## Prompt
Transcribe the records in full, keeping every character as it is.

## Dataset entries
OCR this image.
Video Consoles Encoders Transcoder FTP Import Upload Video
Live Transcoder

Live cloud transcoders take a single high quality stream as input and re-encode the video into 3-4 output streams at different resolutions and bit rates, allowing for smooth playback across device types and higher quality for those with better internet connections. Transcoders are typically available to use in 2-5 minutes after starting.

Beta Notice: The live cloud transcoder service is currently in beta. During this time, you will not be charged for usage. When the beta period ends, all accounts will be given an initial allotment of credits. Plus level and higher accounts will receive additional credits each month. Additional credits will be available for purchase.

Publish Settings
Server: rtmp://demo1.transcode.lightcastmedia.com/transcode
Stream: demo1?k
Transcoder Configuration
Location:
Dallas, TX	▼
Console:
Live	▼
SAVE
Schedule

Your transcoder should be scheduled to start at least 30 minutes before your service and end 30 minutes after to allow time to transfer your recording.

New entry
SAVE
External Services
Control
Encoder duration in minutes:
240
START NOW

## Task solution
OCR this image.
Video Consoles Encoders Transcoder FTP Import Upload Video
Live Transcoder

Live cloud transcoders take a single high quality stream as input and re-encode the video into 3-4 output streams at different resolutions and bit rates, allowing for smooth playback across device types and higher quality for those with better internet connections. Transcoders are typically available to use in 2-5 minutes after starting.

Beta Notice: The live cloud transcoder service is currently in beta. During this time, you will not be charged for usage. When the beta period ends, all accounts will be given an initial allotment of credits. Plus level and higher accounts will receive additional credits each month. Additional credits will be available for purchase.

Publish Settings
Server: rtmp://demo1.transcode.lightcastmedia.com/transcode
Stream: demo1?k
Transcoder Configuration
Location:
Dallas, TX	▼
Console:
Live	▼
SAVE
Schedule

Your transcoder should be scheduled to start at least 30 minutes before your service and end 30 minutes after to allow time to transfer your recording.

New entry
SAVE
External Services
Control
Encoder duration in minutes:
240
START NOW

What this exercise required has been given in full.